#### Stored data:
══════════════════════════════

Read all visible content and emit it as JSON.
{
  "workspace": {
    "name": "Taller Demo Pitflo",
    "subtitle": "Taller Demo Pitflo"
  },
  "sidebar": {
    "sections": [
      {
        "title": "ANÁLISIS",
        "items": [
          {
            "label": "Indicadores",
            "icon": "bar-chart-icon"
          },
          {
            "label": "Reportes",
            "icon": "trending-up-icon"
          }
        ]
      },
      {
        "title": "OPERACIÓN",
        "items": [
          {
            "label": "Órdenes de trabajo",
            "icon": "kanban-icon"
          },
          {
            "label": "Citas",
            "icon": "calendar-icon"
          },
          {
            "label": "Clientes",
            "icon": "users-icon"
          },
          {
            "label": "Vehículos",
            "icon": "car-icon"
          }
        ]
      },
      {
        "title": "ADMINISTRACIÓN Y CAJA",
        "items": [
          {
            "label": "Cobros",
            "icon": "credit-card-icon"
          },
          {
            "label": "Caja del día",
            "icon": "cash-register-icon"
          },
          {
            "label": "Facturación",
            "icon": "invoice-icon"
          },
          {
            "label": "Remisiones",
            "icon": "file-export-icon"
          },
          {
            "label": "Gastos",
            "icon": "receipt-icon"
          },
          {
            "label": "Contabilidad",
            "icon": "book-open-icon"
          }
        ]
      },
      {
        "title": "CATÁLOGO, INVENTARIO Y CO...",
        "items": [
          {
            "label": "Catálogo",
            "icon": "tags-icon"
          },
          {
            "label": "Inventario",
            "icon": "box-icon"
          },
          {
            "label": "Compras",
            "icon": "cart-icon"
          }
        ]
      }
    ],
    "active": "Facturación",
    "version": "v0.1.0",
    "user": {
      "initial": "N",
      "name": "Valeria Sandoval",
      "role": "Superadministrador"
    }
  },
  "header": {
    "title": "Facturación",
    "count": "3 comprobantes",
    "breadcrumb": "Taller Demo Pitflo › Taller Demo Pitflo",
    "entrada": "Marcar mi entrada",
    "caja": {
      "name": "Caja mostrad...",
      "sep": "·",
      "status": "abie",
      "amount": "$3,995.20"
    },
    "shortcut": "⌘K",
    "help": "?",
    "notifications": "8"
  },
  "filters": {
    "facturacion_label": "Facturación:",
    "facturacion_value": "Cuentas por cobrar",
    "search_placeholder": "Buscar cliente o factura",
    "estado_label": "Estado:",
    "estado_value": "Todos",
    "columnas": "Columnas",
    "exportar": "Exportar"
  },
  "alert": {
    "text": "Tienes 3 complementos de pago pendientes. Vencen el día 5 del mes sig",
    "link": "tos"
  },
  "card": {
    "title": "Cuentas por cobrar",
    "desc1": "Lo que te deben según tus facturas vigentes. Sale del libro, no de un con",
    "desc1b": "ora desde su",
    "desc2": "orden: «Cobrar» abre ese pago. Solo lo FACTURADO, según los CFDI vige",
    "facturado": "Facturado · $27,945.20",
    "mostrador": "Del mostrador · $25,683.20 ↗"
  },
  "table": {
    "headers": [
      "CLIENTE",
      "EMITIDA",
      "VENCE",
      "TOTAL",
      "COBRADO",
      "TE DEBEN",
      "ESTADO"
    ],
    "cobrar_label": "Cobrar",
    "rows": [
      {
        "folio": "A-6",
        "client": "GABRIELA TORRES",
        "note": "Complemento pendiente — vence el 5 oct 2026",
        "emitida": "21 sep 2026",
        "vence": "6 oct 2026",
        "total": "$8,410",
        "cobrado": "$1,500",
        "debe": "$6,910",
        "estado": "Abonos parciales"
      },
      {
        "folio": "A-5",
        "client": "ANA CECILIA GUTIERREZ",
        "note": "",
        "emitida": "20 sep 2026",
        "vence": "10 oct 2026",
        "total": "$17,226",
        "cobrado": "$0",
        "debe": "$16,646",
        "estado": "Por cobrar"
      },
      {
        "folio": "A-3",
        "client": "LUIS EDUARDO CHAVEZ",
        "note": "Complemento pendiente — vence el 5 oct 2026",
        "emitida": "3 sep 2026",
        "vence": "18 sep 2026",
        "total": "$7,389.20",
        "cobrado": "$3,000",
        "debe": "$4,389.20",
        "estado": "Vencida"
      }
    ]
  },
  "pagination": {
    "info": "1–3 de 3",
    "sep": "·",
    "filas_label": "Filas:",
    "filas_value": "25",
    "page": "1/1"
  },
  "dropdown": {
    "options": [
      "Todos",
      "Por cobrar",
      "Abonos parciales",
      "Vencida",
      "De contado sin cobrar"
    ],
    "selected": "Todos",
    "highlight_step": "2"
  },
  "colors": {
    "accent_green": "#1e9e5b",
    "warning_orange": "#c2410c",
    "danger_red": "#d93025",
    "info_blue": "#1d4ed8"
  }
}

══════════════════════════════

#### STATED PROBLEM:
Quote the entire listing above exactly.

#### FULL RESPONSE:
Read all visible content and emit it as JSON.
{
  "workspace": {
    "name": "Taller Demo Pitflo",
    "subtitle": "Taller Demo Pitflo"
  },
  "sidebar": {
    "sections": [
      {
        "title": "ANÁLISIS",
        "items": [
          {
            "label": "Indicadores",
            "icon": "bar-chart-icon"
          },
          {
            "label": "Reportes",
            "icon": "trending-up-icon"
          }
        ]
      },
      {
        "title": "OPERACIÓN",
        "items": [
          {
            "label": "Órdenes de trabajo",
            "icon": "kanban-icon"
          },
          {
            "label": "Citas",
            "icon": "calendar-icon"
          },
          {
            "label": "Clientes",
            "icon": "users-icon"
          },
          {
            "label": "Vehículos",
            "icon": "car-icon"
          }
        ]
      },
      {
        "title": "ADMINISTRACIÓN Y CAJA",
        "items": [
          {
            "label": "Cobros",
            "icon": "credit-card-icon"
          },
          {
            "label": "Caja del día",
            "icon": "cash-register-icon"
          },
          {
            "label": "Facturación",
            "icon": "invoice-icon"
          },
          {
            "label": "Remisiones",
            "icon": "file-export-icon"
          },
          {
            "label": "Gastos",
            "icon": "receipt-icon"
          },
          {
            "label": "Contabilidad",
            "icon": "book-open-icon"
          }
        ]
      },
      {
        "title": "CATÁLOGO, INVENTARIO Y CO...",
        "items": [
          {
            "label": "Catálogo",
            "icon": "tags-icon"
          },
          {
            "label": "Inventario",
            "icon": "box-icon"
          },
          {
            "label": "Compras",
            "icon": "cart-icon"
          }
        ]
      }
    ],
    "active": "Facturación",
    "version": "v0.1.0",
    "user": {
      "initial": "N",
      "name": "Valeria Sandoval",
      "role": "Superadministrador"
    }
  },
  "header": {
    "title": "Facturación",
    "count": "3 comprobantes",
    "breadcrumb": "Taller Demo Pitflo › Taller Demo Pitflo",
    "entrada": "Marcar mi entrada",
    "caja": {
      "name": "Caja mostrad...",
      "sep": "·",
      "status": "abie",
      "amount": "$3,995.20"
    },
    "shortcut": "⌘K",
    "help": "?",
    "notifications": "8"
  },
  "filters": {
    "facturacion_label": "Facturación:",
    "facturacion_value": "Cuentas por cobrar",
    "search_placeholder": "Buscar cliente o factura",
    "estado_label": "Estado:",
    "estado_value": "Todos",
    "columnas": "Columnas",
    "exportar": "Exportar"
  },
  "alert": {
    "text": "Tienes 3 complementos de pago pendientes. Vencen el día 5 del mes sig",
    "link": "tos"
  },
  "card": {
    "title": "Cuentas por cobrar",
    "desc1": "Lo que te deben según tus facturas vigentes. Sale del libro, no de un con",
    "desc1b": "ora desde su",
    "desc2": "orden: «Cobrar» abre ese pago. Solo lo FACTURADO, según los CFDI vige",
    "facturado": "Facturado · $27,945.20",
    "mostrador": "Del mostrador · $25,683.20 ↗"
  },
  "table": {
    "headers": [
      "CLIENTE",
      "EMITIDA",
      "VENCE",
      "TOTAL",
      "COBRADO",
      "TE DEBEN",
      "ESTADO"
    ],
    "cobrar_label": "Cobrar",
    "rows": [
      {
        "folio": "A-6",
        "client": "GABRIELA TORRES",
        "note": "Complemento pendiente — vence el 5 oct 2026",
        "emitida": "21 sep 2026",
        "vence": "6 oct 2026",
        "total": "$8,410",
        "cobrado": "$1,500",
        "debe": "$6,910",
        "estado": "Abonos parciales"
      },
      {
        "folio": "A-5",
        "client": "ANA CECILIA GUTIERREZ",
        "note": "",
        "emitida": "20 sep 2026",
        "vence": "10 oct 2026",
        "total": "$17,226",
        "cobrado": "$0",
        "debe": "$16,646",
        "estado": "Por cobrar"
      },
      {
        "folio": "A-3",
        "client": "LUIS EDUARDO CHAVEZ",
        "note": "Complemento pendiente — vence el 5 oct 2026",
        "emitida": "3 sep 2026",
        "vence": "18 sep 2026",
        "total": "$7,389.20",
        "cobrado": "$3,000",
        "debe": "$4,389.20",
        "estado": "Vencida"
      }
    ]
  },
  "pagination": {
    "info": "1–3 de 3",
    "sep": "·",
    "filas_label": "Filas:",
    "filas_value": "25",
    "page": "1/1"
  },
  "dropdown": {
    "options": [
      "Todos",
      "Por cobrar",
      "Abonos parciales",
      "Vencida",
      "De contado sin cobrar"
    ],
    "selected": "Todos",
    "highlight_step": "2"
  },
  "colors": {
    "accent_green": "#1e9e5b",
    "warning_orange": "#c2410c",
    "danger_red": "#d93025",
    "info_blue": "#1d4ed8"
  }
}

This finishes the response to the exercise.